======== PASSAGE

A higher proportion of pregnancies ending in miscarriage was found in
mothers with poor NYHA functional class or cyanosis (Table 2
).
There were 252 completed pregnancies (205 women); 27% of
deliveries were by cesarean section. The live birth rate for
pregnancies that continued beyond 20 weeks was 100%. Six pregnancies
produced twin births. Maternal cardiac lesion, operative status, and
baseline characteristics of completed pregnancies are displayed in
Table 3
. The etiologies of the maternal
cardiac lesions were congenital, acquired, or arrhythmia in 137
(55%), 87 (34%), and 28 (11%) pregnancies, respectively. In 15
pregnancies, multiple congenital lesions was present (aortic
coarctation, left-to-right shunts, or valvular lesions
associated with the congenital lesions delineated on Table 3
). In 2
other pregnancies, mild rheumatic mitral stenosis was
present together with the principal lesions of congenital aortic
stenosis and coarctation. In 103 pregnancies (41%), the mother
had undergone one or more of the following types of surgical repair
before conception: (1) closure of cardiac shunts (n=28), (2) tetralogy
of Fallot repair (n=20), (3) repair of double-outlet right ventricle
(n=3), (4) Mustard repair or Rastelli repair for
D-transposition (n=2), (5) Fontan repair for tricuspid
atresia (n=2), (6) systemic atrioventricular mechanical
valve replacement for L-transposition (n=1), (7) mitral
valve commissurotomy or repair (n=18), (8) aortic or mitral valve
replacement (bioprosthetic, 8; mechanical, 7), (9) aortic
coarctation repair (n=11), (10) pulmonary valvotomy (n=5), (11)

================

**WORK ITEM**: In the passage on pregnancies in women with heart disease, what share of deliveries were by cesarean section? The data after this passage come from a separate source.

======== DATA EXTRACT

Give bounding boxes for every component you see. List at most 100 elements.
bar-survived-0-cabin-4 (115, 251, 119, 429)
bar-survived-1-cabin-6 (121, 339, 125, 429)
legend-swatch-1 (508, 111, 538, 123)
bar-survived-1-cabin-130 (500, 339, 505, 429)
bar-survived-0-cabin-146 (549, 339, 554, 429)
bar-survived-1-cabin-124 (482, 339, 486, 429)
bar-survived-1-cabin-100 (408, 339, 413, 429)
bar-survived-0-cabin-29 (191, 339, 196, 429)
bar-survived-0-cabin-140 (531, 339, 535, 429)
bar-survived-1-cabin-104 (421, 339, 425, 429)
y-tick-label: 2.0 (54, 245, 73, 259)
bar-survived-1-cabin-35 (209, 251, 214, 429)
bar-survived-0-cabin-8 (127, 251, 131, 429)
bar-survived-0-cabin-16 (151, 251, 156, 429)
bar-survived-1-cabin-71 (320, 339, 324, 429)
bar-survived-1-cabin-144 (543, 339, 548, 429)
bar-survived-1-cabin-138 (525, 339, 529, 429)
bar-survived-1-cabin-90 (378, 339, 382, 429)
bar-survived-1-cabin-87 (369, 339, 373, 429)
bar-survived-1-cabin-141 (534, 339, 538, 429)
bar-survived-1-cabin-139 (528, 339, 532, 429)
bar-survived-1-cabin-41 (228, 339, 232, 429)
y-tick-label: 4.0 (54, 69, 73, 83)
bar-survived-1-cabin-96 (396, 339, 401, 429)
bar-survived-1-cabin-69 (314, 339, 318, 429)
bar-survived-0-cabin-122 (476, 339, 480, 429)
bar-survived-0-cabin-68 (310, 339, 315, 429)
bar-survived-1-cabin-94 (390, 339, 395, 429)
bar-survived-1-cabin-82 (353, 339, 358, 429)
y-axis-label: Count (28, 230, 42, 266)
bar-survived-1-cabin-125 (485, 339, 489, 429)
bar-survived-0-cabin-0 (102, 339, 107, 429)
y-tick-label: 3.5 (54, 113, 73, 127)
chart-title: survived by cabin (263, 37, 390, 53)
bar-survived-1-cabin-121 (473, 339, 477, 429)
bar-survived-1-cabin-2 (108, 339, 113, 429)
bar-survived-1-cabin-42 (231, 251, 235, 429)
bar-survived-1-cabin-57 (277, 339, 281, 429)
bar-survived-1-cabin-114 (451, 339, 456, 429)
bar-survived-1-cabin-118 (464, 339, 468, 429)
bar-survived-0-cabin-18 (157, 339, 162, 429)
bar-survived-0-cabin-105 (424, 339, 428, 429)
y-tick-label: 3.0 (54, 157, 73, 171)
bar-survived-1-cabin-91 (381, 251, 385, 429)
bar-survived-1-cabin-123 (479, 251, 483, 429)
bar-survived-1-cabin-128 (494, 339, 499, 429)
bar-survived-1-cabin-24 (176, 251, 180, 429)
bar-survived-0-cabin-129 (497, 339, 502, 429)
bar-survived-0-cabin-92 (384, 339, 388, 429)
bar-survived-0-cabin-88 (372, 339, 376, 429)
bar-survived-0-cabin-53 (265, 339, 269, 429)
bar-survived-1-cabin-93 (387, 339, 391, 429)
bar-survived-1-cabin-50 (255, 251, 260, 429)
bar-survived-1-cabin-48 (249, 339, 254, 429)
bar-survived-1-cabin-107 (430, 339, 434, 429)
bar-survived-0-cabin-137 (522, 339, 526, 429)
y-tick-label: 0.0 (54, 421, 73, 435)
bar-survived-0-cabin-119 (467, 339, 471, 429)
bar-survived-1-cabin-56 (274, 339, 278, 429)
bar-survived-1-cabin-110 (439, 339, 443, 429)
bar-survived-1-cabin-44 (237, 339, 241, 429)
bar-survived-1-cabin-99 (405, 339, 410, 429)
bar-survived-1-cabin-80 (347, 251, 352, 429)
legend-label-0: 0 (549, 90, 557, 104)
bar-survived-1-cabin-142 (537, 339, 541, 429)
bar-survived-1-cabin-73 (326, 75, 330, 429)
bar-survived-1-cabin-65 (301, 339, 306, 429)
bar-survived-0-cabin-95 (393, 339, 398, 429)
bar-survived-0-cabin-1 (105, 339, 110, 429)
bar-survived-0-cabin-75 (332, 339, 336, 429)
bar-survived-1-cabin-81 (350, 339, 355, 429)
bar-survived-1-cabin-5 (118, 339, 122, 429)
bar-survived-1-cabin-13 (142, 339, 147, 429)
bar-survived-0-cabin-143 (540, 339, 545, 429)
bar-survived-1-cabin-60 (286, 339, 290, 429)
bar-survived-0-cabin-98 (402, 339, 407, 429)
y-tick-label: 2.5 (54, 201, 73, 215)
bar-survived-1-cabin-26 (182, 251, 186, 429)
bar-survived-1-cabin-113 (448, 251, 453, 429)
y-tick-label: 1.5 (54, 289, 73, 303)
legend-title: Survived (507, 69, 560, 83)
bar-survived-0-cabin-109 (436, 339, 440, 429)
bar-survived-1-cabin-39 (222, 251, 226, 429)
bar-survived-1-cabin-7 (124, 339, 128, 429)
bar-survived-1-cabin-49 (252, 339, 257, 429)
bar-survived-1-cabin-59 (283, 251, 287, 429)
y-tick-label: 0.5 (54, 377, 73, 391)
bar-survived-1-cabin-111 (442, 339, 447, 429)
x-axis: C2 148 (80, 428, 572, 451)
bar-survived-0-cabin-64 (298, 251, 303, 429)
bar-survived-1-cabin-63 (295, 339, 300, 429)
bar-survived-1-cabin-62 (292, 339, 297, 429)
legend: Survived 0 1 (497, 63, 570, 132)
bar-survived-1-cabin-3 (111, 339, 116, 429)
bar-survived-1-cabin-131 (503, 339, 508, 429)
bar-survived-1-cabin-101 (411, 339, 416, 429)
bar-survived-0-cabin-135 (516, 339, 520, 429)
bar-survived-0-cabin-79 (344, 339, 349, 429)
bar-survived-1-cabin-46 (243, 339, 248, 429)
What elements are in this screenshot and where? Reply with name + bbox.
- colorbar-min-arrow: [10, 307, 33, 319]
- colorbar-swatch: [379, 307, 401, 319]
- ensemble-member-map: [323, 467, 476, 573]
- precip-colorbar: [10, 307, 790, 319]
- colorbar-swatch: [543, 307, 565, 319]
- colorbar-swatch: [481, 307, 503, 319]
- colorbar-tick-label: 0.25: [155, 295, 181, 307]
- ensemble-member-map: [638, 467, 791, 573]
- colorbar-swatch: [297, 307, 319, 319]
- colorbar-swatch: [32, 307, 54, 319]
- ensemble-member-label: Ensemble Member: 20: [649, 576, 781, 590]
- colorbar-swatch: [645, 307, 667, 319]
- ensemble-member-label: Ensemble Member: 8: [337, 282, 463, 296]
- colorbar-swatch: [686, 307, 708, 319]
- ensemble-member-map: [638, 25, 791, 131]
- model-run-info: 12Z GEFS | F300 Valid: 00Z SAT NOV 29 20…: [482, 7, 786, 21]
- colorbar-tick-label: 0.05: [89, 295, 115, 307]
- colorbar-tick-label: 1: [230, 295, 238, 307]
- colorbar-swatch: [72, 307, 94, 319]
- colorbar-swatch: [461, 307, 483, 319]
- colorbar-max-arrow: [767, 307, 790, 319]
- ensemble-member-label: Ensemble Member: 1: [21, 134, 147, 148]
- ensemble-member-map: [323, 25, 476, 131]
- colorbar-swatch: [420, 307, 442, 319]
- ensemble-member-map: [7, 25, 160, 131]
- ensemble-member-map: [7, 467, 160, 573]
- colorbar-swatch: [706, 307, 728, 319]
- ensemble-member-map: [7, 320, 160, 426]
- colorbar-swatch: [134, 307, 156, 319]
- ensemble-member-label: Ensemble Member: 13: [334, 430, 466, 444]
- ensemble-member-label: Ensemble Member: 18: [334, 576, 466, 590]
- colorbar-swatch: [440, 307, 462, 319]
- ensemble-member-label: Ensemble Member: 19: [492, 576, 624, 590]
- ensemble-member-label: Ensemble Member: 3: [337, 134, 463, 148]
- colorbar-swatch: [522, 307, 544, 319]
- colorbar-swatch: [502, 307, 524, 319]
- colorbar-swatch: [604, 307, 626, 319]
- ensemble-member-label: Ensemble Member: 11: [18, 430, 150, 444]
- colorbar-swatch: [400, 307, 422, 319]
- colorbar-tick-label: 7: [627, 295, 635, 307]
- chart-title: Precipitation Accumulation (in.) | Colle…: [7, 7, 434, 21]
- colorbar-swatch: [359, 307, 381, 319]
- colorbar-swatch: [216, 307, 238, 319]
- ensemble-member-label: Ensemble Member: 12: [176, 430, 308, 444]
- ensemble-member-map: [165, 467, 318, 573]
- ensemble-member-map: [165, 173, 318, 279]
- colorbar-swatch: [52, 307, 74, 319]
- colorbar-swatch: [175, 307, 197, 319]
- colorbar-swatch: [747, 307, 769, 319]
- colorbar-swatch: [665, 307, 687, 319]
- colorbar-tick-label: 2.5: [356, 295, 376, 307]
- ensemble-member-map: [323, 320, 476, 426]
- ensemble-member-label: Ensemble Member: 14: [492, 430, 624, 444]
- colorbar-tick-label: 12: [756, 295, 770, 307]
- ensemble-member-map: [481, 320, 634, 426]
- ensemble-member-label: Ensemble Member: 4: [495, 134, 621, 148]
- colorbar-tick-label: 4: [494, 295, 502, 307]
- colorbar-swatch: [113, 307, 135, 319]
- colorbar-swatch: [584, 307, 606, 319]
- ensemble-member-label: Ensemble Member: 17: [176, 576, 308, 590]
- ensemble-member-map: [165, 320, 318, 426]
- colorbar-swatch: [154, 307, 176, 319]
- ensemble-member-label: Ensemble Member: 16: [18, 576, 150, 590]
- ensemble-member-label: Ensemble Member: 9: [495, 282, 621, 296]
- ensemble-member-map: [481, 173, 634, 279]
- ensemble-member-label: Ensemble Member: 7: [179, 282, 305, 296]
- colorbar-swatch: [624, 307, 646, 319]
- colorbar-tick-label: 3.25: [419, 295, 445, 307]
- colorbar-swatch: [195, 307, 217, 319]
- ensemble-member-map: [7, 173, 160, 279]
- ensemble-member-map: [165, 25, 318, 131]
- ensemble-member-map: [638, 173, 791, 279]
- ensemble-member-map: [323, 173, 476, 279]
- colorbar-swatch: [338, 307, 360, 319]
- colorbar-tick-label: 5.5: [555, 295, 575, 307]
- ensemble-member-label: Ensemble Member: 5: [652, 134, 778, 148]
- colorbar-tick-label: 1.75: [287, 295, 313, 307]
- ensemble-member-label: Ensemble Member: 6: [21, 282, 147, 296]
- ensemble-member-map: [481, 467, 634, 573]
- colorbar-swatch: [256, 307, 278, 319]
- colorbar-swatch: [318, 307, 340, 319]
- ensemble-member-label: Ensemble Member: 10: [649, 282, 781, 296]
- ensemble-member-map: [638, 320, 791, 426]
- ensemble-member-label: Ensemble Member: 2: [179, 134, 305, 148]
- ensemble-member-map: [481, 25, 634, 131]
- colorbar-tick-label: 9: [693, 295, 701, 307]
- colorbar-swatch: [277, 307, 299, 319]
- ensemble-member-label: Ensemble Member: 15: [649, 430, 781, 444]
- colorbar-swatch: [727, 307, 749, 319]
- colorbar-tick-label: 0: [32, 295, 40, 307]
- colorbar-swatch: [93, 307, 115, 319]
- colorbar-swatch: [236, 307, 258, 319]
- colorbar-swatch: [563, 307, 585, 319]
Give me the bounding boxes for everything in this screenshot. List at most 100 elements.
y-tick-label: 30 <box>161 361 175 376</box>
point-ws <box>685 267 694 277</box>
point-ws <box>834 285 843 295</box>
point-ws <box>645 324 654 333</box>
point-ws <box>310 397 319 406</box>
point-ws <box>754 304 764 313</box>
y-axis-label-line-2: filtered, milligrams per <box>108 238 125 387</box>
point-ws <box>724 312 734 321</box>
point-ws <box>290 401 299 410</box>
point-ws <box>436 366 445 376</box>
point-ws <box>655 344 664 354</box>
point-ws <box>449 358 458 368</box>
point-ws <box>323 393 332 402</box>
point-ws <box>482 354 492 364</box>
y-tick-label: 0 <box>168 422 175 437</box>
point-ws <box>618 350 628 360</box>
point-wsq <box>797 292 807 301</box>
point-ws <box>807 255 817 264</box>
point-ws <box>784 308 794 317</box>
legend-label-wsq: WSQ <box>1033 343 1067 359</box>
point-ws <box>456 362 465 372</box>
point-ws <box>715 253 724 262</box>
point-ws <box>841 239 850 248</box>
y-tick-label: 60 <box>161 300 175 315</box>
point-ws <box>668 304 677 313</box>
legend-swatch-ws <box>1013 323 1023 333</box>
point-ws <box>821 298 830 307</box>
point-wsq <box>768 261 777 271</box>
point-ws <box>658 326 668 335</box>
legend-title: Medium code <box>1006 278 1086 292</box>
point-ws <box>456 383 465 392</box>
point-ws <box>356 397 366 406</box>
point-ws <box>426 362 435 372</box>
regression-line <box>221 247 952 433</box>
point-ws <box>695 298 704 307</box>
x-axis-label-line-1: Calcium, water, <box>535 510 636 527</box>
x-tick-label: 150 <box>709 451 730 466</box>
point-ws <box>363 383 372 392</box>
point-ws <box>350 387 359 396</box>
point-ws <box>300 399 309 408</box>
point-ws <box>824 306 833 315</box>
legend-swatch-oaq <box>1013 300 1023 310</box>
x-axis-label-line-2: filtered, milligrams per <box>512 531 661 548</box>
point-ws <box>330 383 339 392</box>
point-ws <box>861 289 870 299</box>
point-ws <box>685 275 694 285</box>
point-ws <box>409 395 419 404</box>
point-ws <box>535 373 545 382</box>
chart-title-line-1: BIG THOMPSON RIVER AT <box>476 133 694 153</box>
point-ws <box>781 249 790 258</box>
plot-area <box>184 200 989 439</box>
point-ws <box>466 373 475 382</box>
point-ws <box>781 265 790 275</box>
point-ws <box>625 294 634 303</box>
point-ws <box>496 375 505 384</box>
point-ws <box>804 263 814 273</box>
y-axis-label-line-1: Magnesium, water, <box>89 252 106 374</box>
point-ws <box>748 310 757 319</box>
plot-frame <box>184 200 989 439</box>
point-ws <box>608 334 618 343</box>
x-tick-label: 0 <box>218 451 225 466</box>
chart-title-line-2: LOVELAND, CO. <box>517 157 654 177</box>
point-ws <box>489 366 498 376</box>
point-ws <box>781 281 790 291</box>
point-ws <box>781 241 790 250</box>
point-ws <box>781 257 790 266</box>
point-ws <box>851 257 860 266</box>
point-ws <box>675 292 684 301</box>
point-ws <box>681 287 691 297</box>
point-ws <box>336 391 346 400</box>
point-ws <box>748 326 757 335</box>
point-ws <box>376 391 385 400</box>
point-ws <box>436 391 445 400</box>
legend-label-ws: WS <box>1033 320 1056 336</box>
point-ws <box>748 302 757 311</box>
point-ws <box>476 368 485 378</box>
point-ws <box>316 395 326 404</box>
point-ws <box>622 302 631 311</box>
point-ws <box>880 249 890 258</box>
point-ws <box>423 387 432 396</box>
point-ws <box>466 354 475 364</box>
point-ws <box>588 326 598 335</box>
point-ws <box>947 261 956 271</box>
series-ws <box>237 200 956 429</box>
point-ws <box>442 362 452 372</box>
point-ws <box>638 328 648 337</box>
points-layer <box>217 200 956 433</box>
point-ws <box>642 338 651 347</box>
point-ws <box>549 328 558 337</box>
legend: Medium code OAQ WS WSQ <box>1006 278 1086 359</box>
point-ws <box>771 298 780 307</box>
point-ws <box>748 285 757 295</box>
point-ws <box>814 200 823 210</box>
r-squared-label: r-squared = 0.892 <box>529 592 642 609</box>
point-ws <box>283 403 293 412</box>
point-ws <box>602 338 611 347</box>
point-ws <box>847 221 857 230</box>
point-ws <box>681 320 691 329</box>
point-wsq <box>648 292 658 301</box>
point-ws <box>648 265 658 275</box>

================

**RESPONSE FOR THIS EXERCISE**: 27%